Print all the records exactly, please.

* _Data extract_:
— Start —

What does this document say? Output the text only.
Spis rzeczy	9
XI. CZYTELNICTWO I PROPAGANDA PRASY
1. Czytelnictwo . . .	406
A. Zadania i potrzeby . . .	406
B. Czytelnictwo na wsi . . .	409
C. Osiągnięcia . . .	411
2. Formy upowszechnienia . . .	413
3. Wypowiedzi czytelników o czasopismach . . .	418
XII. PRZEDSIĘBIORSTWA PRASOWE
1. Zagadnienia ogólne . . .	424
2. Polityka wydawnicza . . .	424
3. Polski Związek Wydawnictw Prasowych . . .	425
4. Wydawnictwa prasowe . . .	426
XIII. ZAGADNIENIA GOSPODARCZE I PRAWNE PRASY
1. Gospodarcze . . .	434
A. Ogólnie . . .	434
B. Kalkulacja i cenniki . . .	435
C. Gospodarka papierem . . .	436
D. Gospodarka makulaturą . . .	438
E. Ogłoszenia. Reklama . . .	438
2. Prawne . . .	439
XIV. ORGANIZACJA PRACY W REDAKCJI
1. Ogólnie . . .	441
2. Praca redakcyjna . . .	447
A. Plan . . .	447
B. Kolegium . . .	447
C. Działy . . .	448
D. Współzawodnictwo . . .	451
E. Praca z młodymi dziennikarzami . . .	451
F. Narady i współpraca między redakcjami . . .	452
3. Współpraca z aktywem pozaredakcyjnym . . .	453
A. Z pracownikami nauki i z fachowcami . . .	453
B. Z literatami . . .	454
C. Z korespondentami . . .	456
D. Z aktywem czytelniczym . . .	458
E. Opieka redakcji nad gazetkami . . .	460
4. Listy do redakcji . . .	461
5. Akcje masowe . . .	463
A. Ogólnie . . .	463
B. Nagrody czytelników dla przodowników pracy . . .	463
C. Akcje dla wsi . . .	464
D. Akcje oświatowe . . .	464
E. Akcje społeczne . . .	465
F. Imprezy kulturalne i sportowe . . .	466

— End —

* _Answer for this exercise_:
What does this document say? Output the text only.
Spis rzeczy	9
XI. CZYTELNICTWO I PROPAGANDA PRASY
1. Czytelnictwo . . .	406
A. Zadania i potrzeby . . .	406
B. Czytelnictwo na wsi . . .	409
C. Osiągnięcia . . .	411
2. Formy upowszechnienia . . .	413
3. Wypowiedzi czytelników o czasopismach . . .	418
XII. PRZEDSIĘBIORSTWA PRASOWE
1. Zagadnienia ogólne . . .	424
2. Polityka wydawnicza . . .	424
3. Polski Związek Wydawnictw Prasowych . . .	425
4. Wydawnictwa prasowe . . .	426
XIII. ZAGADNIENIA GOSPODARCZE I PRAWNE PRASY
1. Gospodarcze . . .	434
A. Ogólnie . . .	434
B. Kalkulacja i cenniki . . .	435
C. Gospodarka papierem . . .	436
D. Gospodarka makulaturą . . .	438
E. Ogłoszenia. Reklama . . .	438
2. Prawne . . .	439
XIV. ORGANIZACJA PRACY W REDAKCJI
1. Ogólnie . . .	441
2. Praca redakcyjna . . .	447
A. Plan . . .	447
B. Kolegium . . .	447
C. Działy . . .	448
D. Współzawodnictwo . . .	451
E. Praca z młodymi dziennikarzami . . .	451
F. Narady i współpraca między redakcjami . . .	452
3. Współpraca z aktywem pozaredakcyjnym . . .	453
A. Z pracownikami nauki i z fachowcami . . .	453
B. Z literatami . . .	454
C. Z korespondentami . . .	456
D. Z aktywem czytelniczym . . .	458
E. Opieka redakcji nad gazetkami . . .	460
4. Listy do redakcji . . .	461
5. Akcje masowe . . .	463
A. Ogólnie . . .	463
B. Nagrody czytelników dla przodowników pracy . . .	463
C. Akcje dla wsi . . .	464
D. Akcje oświatowe . . .	464
E. Akcje społeczne . . .	465
F. Imprezy kulturalne i sportowe . . .	466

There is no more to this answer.